COMPITO 1 -
Elenca i tipi di persone che, secondo il brano sullo spionaggio dei dipendenti, si vorrebbe smascherare.
COMPITO 2 -
Prosegui il brano sullo spionaggio dei dipendenti partendo dopo la sua ultima frase.

ESTRATTO -
+++

È una prassi che si sta diffondendo. Per liberarsi di due impiegati, forse scomodi, una banca di Zurigo ha letto e utilizzato la loro posta elettronica. Come scoprire chi si mette in malattia pur essendo sano come un pesce o chi approfitta indebitamente dell'indennità di disoccupazione o un falso invalido? Basta affidarsi a un hacker o a un detective specializzato in questo campo. Loro sanno come eludere i sistemi di protezione internet o intrufolarsi nella memoria di un telefono portatile per spiare la vita privata delle persone. Tuttavia in Svizzera lo spionaggio a danno dei dipendenti da parte delle aziende è relativamente poco diffuso. Come mai? Per sorvegliare o pedinare una persona – afferma il titolare di un'agenzia investigativa intervistato dal Caffè – vengono fatturati 5000 franchi per due giorni di lavoro. L'imprenditore a cui era stato presentato un preventivo del genere non ha nemmeno voluto sapere se il suo dipendente fosse malato o no. Lo ha licenziato e basta.

+++

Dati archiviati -
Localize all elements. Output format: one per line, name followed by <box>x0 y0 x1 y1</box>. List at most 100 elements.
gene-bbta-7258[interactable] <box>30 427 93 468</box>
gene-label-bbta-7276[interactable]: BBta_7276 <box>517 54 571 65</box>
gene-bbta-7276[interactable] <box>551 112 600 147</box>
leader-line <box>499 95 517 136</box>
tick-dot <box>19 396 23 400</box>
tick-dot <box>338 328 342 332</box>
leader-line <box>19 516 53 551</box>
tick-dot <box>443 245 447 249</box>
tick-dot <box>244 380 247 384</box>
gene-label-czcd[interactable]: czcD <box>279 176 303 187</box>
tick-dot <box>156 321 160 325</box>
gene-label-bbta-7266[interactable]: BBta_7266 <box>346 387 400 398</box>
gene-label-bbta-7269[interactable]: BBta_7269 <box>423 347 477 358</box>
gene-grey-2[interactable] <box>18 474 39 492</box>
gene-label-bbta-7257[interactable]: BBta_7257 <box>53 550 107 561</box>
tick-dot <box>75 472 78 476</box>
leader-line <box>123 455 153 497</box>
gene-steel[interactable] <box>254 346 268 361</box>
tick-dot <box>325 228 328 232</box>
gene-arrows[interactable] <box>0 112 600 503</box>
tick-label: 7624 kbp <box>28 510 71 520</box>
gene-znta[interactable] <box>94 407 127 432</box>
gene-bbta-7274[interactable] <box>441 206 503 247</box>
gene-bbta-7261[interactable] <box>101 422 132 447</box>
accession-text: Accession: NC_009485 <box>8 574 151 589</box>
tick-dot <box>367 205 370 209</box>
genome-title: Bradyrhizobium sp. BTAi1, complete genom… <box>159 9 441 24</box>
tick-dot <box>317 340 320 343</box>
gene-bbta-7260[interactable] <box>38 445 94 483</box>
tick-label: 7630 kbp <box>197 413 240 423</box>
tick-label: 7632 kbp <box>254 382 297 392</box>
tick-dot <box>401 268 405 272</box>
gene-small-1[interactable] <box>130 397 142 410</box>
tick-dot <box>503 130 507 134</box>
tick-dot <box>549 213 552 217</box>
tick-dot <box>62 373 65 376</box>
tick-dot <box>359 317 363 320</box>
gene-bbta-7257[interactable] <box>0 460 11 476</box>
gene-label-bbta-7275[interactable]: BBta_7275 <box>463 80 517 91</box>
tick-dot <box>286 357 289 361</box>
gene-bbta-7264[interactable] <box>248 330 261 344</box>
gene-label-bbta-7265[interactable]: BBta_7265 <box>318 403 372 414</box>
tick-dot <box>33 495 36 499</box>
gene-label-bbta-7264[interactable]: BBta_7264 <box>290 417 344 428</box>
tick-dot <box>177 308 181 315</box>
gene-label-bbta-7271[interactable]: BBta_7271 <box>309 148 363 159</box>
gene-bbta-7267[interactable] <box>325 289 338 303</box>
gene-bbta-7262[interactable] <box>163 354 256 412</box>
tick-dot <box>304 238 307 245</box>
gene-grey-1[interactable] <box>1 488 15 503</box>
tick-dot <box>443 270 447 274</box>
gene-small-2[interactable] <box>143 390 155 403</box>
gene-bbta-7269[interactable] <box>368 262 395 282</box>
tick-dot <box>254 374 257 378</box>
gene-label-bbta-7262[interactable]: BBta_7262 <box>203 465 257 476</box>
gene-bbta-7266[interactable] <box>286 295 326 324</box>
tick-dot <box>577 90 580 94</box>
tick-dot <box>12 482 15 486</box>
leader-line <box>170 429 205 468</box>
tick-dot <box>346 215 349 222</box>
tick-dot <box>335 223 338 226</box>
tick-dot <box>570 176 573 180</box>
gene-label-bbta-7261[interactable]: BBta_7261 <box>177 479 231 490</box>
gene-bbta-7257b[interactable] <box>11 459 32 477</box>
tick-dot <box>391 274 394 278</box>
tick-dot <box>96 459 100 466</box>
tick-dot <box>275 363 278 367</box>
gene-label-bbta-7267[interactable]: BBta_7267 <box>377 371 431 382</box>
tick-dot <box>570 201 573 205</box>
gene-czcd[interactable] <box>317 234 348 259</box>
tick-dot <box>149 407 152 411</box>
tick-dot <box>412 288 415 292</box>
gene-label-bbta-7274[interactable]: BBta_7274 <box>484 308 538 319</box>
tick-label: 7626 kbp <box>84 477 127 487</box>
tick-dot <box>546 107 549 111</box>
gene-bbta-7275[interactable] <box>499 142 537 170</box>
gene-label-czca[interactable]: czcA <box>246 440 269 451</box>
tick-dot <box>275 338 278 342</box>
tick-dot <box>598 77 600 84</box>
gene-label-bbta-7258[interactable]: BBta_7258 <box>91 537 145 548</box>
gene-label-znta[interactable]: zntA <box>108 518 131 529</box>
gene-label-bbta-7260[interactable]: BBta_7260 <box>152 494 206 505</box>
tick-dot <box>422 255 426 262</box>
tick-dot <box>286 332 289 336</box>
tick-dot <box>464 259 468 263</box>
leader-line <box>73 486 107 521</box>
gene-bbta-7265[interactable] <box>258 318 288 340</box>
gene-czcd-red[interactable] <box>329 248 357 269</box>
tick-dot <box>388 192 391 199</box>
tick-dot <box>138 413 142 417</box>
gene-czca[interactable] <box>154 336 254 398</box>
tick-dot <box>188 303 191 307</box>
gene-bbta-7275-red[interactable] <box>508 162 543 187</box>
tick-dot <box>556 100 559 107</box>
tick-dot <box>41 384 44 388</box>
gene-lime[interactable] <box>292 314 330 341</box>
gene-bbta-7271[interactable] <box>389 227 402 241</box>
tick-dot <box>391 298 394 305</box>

+++

RISPOSTA SCRITTA 1 -
- chi si mette in malattia pur essendo sano come un pesce
- chi approfitta indebitamente dell'indennità di disoccupazione
- un falso invalido

RISPOSTA SCRITTA 2 -
Anche per il presidente della commissione del personale del Tages-Anzeiger, Daniel Suter, non è stato necessario ricorrere ai servizi di un'agenzia di spionaggio. Venne licenziato nel 2009 mentre si accingeva a trattare un piano sociale per 49 suoi colleghi. Nel marzo di quest'anno il Tribunale federale, a cui si era appellato in ultima istanza, ha dato ragione al datore di lavoro, aggiungendo parole di dileggio: «La disposizione relativa agli abusi prevede una protezione del rappresentante dei lavoratori, ma non un suo trattamento privilegiato rispetto ad altri lavoratori in caso di licenziamenti di massa». La sentenza svuota di significato tutta la costruzione linguistica fatta di termini come partenariato sociale, contratti collettivi, commissioni del personale e commissioni paritetiche. Come può esistere un sindacato degno di questo nome se i suoi iscritti, se un rappresentante eletto dai lavoratori per difendere i loro interessi vivono nella paura di parlare e di essere licenziati in ogni momento senza che sia necessario addurre un motivo? Se l'unico diritto che è loro concesso è quello di fare un corteo folcloristico ogni Primo Maggio? Sulla paura si può costruire un ente assistenziale, non un sindacato. In questo paese il lavoro non ha rappresentanza.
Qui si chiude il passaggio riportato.